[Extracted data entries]
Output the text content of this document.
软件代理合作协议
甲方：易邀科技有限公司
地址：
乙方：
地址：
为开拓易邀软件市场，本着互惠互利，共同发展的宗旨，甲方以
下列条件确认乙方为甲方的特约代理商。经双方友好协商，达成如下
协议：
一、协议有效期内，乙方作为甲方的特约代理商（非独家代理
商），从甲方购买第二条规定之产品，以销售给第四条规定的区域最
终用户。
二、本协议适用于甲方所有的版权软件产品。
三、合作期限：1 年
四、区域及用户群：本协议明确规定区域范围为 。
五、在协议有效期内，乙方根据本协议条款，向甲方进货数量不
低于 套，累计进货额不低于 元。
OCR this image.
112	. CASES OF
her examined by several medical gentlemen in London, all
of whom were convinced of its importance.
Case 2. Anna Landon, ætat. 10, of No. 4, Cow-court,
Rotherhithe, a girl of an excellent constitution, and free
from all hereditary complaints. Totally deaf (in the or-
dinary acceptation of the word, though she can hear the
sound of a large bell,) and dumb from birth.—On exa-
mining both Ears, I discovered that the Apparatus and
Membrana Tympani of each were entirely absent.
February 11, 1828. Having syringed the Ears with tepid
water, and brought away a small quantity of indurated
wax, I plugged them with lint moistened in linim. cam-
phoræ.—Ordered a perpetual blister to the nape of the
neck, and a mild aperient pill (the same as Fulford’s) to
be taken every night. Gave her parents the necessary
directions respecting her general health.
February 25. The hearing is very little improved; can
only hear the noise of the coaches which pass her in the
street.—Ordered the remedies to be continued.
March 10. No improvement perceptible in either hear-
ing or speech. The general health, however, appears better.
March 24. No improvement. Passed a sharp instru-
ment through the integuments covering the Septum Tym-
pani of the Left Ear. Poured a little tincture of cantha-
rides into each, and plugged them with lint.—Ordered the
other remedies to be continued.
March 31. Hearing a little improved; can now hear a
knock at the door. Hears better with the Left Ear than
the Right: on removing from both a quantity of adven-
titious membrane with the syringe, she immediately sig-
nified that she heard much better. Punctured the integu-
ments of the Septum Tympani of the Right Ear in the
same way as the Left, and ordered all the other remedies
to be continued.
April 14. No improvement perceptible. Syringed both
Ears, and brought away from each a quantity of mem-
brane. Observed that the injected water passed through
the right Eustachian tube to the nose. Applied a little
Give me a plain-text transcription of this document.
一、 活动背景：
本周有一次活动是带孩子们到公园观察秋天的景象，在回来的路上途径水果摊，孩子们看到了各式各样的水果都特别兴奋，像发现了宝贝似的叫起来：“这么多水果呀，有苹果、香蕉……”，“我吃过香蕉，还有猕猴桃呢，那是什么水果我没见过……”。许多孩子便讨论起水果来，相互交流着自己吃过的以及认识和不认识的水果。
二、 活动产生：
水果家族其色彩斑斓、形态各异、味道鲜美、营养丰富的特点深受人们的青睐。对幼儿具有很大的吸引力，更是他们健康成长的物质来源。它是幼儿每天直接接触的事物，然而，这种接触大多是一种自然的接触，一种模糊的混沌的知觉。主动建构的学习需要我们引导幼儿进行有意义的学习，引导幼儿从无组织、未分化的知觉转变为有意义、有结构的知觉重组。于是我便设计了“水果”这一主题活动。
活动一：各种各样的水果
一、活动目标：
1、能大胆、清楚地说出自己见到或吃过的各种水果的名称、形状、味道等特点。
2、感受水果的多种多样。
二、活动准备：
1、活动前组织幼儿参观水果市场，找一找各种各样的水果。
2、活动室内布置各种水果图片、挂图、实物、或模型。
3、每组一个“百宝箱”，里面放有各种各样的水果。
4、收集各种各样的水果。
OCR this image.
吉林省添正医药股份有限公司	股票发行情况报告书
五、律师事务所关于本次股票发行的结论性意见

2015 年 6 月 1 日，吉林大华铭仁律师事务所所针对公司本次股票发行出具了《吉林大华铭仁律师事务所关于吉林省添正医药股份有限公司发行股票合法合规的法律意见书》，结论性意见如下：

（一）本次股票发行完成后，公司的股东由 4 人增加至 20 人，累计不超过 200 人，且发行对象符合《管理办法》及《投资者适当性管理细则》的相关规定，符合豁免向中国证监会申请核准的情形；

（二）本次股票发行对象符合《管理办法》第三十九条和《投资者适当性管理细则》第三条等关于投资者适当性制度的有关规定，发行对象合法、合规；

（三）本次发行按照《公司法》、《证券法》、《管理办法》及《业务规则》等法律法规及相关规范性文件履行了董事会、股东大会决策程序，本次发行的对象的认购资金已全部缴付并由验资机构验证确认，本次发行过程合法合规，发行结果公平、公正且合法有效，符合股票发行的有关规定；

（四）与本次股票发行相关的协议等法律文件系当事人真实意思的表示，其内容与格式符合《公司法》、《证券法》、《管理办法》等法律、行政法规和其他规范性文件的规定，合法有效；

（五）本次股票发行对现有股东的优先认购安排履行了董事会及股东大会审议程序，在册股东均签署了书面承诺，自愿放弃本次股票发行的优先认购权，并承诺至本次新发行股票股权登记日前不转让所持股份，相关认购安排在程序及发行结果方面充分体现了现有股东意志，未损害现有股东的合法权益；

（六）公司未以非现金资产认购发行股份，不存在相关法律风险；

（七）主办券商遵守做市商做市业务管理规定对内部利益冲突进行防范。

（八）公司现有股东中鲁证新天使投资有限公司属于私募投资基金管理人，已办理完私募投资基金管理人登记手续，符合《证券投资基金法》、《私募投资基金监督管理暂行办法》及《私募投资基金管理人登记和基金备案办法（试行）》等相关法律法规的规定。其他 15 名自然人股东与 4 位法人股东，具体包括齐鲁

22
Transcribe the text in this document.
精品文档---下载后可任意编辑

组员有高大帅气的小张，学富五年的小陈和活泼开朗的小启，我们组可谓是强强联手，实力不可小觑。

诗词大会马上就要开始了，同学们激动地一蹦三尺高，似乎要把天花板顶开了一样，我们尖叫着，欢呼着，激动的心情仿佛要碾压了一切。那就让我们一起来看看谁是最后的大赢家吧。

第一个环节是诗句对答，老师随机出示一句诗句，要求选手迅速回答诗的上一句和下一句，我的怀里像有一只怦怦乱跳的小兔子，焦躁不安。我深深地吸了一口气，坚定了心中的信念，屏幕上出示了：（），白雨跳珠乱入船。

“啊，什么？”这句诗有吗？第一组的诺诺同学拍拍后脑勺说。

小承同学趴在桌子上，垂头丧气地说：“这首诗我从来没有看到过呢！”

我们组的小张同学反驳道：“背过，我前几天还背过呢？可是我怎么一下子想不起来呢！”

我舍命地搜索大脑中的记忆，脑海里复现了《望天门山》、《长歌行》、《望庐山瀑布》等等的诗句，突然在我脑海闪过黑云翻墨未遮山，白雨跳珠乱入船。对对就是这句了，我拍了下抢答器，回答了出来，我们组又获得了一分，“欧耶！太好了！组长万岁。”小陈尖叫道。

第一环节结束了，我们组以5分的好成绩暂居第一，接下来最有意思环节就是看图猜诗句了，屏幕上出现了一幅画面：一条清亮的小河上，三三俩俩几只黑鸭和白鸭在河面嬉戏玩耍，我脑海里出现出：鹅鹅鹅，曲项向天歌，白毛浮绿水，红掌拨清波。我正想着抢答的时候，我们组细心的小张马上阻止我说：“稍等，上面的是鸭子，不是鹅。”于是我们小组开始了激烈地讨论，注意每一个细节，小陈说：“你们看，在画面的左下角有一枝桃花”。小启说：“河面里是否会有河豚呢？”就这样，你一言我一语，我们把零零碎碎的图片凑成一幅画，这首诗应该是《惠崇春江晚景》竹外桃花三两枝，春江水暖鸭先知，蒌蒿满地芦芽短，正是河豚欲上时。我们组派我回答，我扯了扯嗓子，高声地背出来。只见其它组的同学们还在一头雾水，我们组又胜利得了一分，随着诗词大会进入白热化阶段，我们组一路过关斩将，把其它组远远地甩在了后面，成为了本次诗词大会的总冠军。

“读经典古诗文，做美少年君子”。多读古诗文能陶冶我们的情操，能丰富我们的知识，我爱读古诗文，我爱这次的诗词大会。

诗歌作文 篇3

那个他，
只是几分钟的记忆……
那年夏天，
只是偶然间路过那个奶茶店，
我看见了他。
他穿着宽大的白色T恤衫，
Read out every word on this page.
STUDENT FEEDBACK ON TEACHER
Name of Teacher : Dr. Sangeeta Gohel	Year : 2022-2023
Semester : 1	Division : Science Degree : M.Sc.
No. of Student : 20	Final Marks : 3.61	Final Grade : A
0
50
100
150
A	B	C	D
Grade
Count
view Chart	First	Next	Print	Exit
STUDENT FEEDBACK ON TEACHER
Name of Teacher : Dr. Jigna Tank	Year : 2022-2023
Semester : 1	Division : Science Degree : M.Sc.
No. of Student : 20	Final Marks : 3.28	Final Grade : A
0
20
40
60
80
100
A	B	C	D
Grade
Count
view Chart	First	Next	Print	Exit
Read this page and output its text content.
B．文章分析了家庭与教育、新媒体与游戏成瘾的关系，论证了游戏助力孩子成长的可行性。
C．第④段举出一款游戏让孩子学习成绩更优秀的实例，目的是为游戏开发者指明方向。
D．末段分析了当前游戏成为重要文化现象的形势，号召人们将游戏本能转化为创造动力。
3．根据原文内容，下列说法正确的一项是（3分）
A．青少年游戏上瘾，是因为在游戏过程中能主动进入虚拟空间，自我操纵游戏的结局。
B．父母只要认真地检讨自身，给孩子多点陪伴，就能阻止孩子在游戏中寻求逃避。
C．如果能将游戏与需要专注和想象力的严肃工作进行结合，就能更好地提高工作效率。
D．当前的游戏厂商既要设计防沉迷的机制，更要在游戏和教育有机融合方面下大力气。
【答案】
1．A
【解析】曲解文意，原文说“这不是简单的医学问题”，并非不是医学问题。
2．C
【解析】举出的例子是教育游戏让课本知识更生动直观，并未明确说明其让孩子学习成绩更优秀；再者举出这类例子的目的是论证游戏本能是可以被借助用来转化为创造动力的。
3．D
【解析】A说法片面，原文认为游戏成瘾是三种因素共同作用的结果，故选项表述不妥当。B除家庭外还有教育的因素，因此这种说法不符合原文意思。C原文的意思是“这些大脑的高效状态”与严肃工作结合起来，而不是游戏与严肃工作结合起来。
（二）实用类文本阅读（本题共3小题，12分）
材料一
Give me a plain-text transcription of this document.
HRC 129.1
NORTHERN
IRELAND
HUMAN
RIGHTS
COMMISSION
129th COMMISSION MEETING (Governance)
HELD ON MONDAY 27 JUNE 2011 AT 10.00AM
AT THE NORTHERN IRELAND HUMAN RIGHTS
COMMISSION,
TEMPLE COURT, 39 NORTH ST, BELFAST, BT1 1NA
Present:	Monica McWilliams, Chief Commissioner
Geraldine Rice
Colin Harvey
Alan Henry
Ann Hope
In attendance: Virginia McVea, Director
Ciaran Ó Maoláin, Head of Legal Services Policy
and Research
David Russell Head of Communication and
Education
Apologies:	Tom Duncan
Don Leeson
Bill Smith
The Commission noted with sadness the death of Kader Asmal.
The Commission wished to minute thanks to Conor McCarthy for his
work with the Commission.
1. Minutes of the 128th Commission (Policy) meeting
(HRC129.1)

YOUR INSTRUCTIONS: Only lines with the string "same" belong in your answer; copy each one.

WORKED ANSWER:
neck, and a mild aperient pill (the same as Fulford’s) to
same way as the Left, and ordered all the other remedies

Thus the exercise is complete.